## START Records shown
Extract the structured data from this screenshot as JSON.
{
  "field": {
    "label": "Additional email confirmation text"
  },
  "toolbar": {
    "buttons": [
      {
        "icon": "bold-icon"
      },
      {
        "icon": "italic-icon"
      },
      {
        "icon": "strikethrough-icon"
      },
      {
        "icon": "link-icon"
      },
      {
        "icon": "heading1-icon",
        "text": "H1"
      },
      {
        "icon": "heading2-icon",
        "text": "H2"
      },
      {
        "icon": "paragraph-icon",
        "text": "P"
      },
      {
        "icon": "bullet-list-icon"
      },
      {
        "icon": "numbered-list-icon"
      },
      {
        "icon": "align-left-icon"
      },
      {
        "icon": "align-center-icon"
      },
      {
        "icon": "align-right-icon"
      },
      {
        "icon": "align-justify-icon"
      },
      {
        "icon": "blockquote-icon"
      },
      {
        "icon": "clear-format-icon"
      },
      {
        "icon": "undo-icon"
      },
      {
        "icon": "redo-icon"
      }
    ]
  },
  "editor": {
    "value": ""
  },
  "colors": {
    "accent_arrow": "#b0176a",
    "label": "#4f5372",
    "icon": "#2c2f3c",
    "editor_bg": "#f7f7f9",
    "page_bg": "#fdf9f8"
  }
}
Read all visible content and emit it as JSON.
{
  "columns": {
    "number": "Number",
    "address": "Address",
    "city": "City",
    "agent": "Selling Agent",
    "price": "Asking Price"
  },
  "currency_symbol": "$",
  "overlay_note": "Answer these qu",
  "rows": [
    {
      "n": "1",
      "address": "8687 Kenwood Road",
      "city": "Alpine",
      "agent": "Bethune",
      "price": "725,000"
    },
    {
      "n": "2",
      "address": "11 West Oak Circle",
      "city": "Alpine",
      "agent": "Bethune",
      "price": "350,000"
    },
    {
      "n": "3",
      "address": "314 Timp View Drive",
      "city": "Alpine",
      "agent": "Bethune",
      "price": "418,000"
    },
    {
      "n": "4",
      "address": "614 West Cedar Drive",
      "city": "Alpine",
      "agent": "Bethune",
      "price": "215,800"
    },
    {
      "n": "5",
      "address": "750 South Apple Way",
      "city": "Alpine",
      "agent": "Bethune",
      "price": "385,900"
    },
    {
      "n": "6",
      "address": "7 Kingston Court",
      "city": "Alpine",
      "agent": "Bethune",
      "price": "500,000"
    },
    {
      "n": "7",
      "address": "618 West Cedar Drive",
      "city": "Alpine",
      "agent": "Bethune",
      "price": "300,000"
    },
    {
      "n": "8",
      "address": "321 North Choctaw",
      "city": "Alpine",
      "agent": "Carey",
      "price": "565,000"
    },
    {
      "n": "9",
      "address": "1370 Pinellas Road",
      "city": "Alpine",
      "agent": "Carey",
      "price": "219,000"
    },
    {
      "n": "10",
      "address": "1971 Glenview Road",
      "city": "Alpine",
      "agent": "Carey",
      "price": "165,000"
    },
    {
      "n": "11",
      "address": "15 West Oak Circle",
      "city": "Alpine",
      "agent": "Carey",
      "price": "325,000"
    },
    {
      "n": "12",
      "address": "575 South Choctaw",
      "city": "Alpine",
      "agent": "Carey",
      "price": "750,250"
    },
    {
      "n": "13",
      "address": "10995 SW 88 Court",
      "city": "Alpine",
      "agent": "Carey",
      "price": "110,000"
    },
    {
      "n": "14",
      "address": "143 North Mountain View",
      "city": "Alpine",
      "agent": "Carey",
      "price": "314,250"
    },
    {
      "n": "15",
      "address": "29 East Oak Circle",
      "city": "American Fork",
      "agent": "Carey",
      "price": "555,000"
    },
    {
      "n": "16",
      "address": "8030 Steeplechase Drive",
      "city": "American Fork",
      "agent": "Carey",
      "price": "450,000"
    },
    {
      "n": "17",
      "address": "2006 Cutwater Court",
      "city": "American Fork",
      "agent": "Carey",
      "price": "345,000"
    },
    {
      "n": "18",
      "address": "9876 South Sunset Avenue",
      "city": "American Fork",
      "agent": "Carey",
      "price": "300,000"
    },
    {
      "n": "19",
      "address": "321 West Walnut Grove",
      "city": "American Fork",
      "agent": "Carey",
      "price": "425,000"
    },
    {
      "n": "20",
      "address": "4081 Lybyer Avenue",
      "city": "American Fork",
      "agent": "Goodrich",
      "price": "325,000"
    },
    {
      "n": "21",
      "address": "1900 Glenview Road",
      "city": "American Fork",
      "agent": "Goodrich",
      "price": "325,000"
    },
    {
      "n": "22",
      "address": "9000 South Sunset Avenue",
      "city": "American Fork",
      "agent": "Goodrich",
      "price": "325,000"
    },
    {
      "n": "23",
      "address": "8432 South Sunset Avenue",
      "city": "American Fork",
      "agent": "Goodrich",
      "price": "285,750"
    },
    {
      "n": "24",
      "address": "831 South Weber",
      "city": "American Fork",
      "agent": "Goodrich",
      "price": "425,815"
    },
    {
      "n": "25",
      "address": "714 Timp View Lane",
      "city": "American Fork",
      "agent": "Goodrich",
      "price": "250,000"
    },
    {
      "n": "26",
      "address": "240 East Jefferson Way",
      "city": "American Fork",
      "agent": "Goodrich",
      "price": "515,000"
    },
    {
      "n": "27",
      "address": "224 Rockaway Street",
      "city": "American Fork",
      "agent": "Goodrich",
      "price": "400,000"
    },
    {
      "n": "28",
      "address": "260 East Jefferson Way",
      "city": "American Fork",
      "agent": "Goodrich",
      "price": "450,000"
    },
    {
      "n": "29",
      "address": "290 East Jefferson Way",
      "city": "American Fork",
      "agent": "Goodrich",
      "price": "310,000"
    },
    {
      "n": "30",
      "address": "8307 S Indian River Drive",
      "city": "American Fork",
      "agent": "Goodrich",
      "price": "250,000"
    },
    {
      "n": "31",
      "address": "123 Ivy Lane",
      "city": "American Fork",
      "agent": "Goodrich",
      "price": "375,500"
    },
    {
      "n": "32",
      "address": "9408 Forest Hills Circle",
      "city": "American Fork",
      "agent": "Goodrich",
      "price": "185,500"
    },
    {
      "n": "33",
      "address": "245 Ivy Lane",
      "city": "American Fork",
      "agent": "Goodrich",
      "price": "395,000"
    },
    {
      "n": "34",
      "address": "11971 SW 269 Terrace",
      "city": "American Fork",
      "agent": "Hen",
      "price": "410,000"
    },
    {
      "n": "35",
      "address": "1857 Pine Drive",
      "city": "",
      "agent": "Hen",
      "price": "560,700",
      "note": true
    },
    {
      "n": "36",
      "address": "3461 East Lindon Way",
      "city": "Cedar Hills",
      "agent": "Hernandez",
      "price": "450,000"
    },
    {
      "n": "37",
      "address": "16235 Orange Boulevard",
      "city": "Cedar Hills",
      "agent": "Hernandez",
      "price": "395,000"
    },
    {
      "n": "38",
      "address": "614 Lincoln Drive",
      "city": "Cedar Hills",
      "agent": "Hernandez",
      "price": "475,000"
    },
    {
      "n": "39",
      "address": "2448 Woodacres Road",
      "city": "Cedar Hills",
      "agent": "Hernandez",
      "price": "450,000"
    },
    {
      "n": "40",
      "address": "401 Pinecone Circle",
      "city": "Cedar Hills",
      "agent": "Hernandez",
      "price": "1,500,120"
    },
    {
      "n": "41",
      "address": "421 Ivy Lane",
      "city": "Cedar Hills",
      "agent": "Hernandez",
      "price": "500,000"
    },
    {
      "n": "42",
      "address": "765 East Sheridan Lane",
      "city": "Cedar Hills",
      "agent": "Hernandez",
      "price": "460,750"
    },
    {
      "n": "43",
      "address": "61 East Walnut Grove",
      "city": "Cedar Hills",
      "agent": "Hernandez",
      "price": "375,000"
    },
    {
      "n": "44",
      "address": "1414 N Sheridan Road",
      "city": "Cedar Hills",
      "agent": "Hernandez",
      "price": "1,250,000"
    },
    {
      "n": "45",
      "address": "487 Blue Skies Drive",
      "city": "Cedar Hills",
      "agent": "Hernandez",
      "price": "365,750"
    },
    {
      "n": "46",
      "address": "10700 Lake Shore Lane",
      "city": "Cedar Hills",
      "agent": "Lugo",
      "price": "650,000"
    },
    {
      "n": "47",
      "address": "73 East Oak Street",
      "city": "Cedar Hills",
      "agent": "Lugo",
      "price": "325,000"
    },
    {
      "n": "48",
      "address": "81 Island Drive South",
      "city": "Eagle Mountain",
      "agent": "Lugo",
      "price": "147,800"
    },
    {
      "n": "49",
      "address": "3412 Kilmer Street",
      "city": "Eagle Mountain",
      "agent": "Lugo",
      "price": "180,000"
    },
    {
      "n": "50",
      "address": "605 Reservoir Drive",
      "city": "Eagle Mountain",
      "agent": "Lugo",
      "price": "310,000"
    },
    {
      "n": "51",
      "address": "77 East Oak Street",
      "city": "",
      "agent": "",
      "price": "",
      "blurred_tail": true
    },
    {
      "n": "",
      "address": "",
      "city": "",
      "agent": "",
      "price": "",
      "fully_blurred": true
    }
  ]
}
## END Records shown
Goal:
Filter the entries above down to the lines containing the word "Choctaw".

The reply:
      "address": "321 North Choctaw",
      "address": "575 South Choctaw",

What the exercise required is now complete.